● Problem to solve
Transcribe the entries that follow exactly as they appear, minus pictures.
## START Stored records
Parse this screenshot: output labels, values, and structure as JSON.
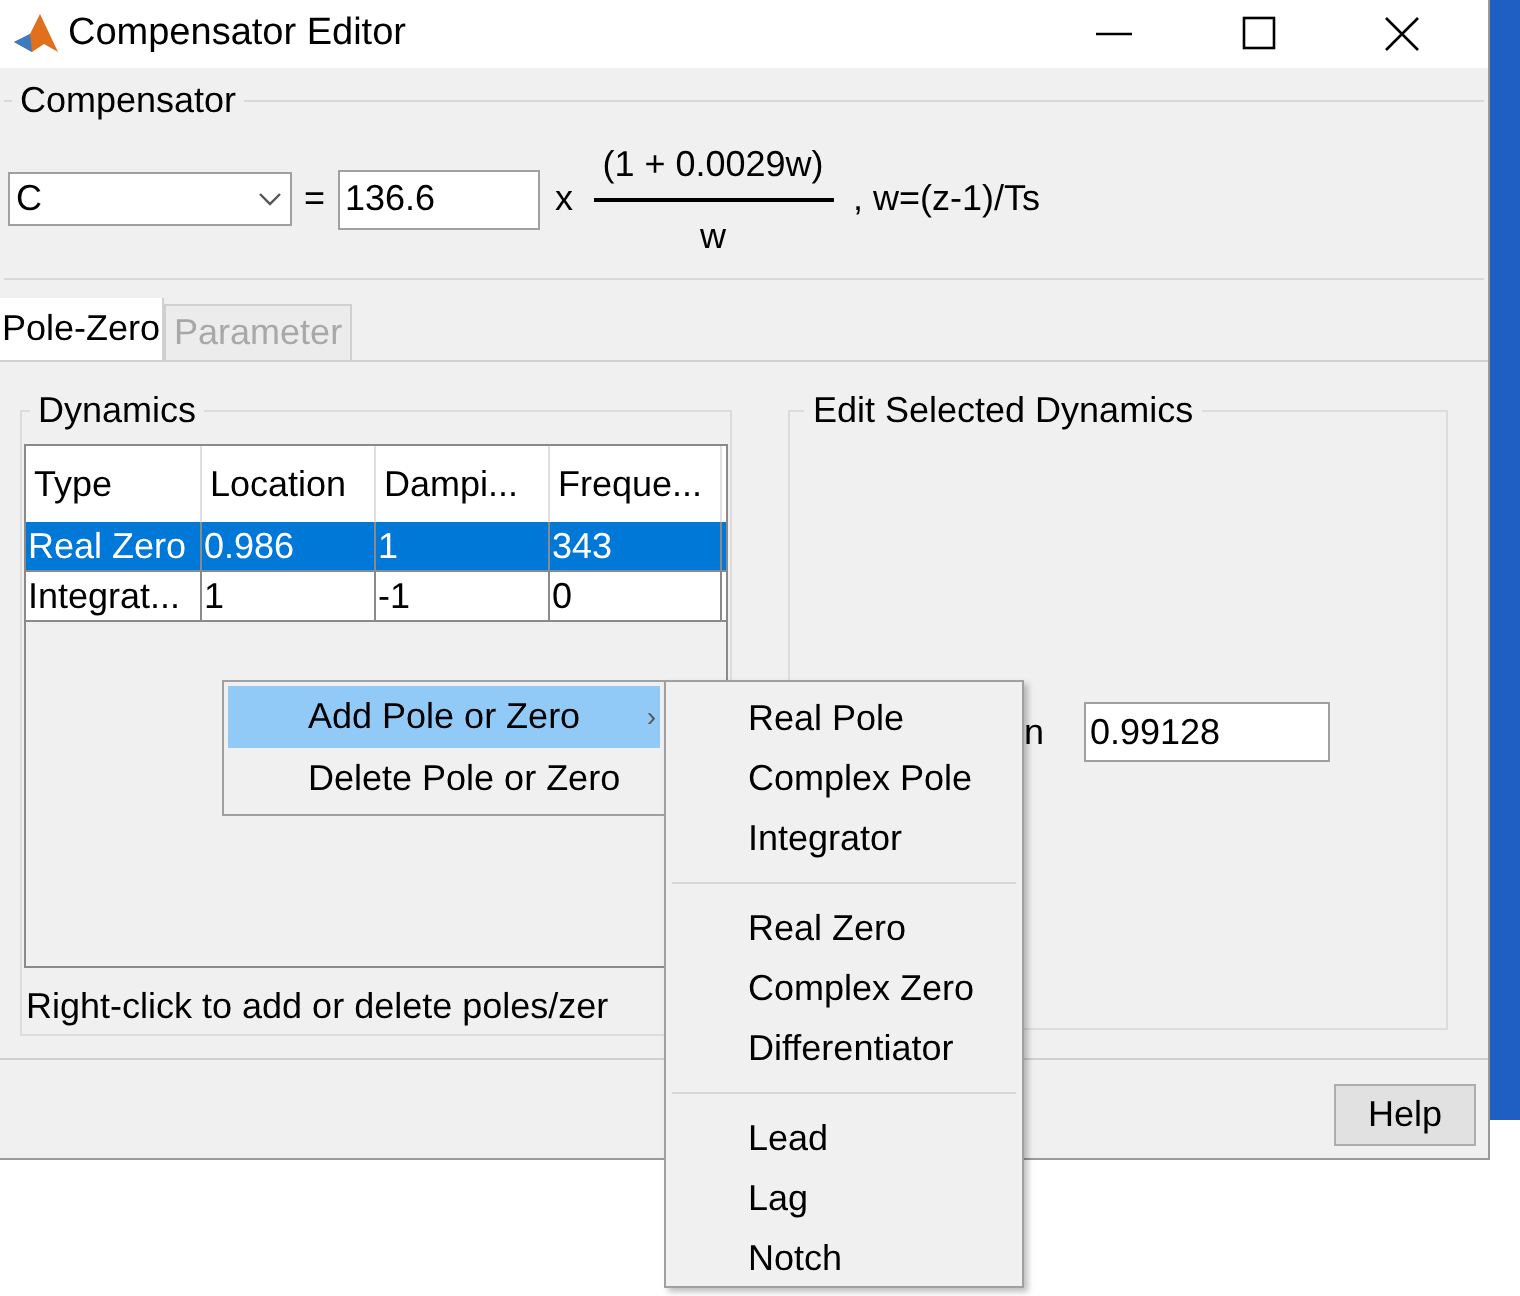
{
  "window": {
    "title": "Compensator Editor"
  },
  "compensator": {
    "group_title": "Compensator",
    "name_value": "C",
    "gain": "136.6",
    "times": "x",
    "numerator": "(1 + 0.0029w)",
    "denominator": "w",
    "equals": "=",
    "suffix": ", w=(z-1)/Ts"
  },
  "tabs": [
    {
      "label": "Pole-Zero",
      "selected": true,
      "disabled": false
    },
    {
      "label": "Parameter",
      "selected": false,
      "disabled": true
    }
  ],
  "dynamics": {
    "group_title": "Dynamics",
    "columns": [
      "Type",
      "Location",
      "Dampi...",
      "Freque..."
    ],
    "rows": [
      {
        "cells": [
          "Real Zero",
          "0.986",
          "1",
          "343"
        ],
        "selected": true
      },
      {
        "cells": [
          "Integrat...",
          "1",
          "-1",
          "0"
        ],
        "selected": false
      }
    ],
    "hint": "Right-click to add or delete poles/zer"
  },
  "edit_selected": {
    "group_title": "Edit Selected Dynamics",
    "label": "n",
    "value": "0.99128"
  },
  "context_menu": {
    "items": [
      {
        "label": "Add Pole or Zero",
        "selected": true,
        "submenu": true
      },
      {
        "label": "Delete Pole or Zero",
        "selected": false,
        "submenu": false
      }
    ],
    "submenu_arrow": "›"
  },
  "submenu": {
    "groups": [
      [
        "Real Pole",
        "Complex Pole",
        "Integrator"
      ],
      [
        "Real Zero",
        "Complex Zero",
        "Differentiator"
      ],
      [
        "Lead",
        "Lag",
        "Notch"
      ]
    ]
  },
  "buttons": [
    "Help"
  ]
}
## END Stored records
● Solved problem
Parse this screenshot: output labels, values, and structure as JSON.
{
  "window": {
    "title": "Compensator Editor"
  },
  "compensator": {
    "group_title": "Compensator",
    "name_value": "C",
    "gain": "136.6",
    "times": "x",
    "numerator": "(1 + 0.0029w)",
    "denominator": "w",
    "equals": "=",
    "suffix": ", w=(z-1)/Ts"
  },
  "tabs": [
    {
      "label": "Pole-Zero",
      "selected": true,
      "disabled": false
    },
    {
      "label": "Parameter",
      "selected": false,
      "disabled": true
    }
  ],
  "dynamics": {
    "group_title": "Dynamics",
    "columns": [
      "Type",
      "Location",
      "Dampi...",
      "Freque..."
    ],
    "rows": [
      {
        "cells": [
          "Real Zero",
          "0.986",
          "1",
          "343"
        ],
        "selected": true
      },
      {
        "cells": [
          "Integrat...",
          "1",
          "-1",
          "0"
        ],
        "selected": false
      }
    ],
    "hint": "Right-click to add or delete poles/zer"
  },
  "edit_selected": {
    "group_title": "Edit Selected Dynamics",
    "label": "n",
    "value": "0.99128"
  },
  "context_menu": {
    "items": [
      {
        "label": "Add Pole or Zero",
        "selected": true,
        "submenu": true
      },
      {
        "label": "Delete Pole or Zero",
        "selected": false,
        "submenu": false
      }
    ],
    "submenu_arrow": "›"
  },
  "submenu": {
    "groups": [
      [
        "Real Pole",
        "Complex Pole",
        "Integrator"
      ],
      [
        "Real Zero",
        "Complex Zero",
        "Differentiator"
      ],
      [
        "Lead",
        "Lag",
        "Notch"
      ]
    ]
  },
  "buttons": [
    "Help"
  ]
}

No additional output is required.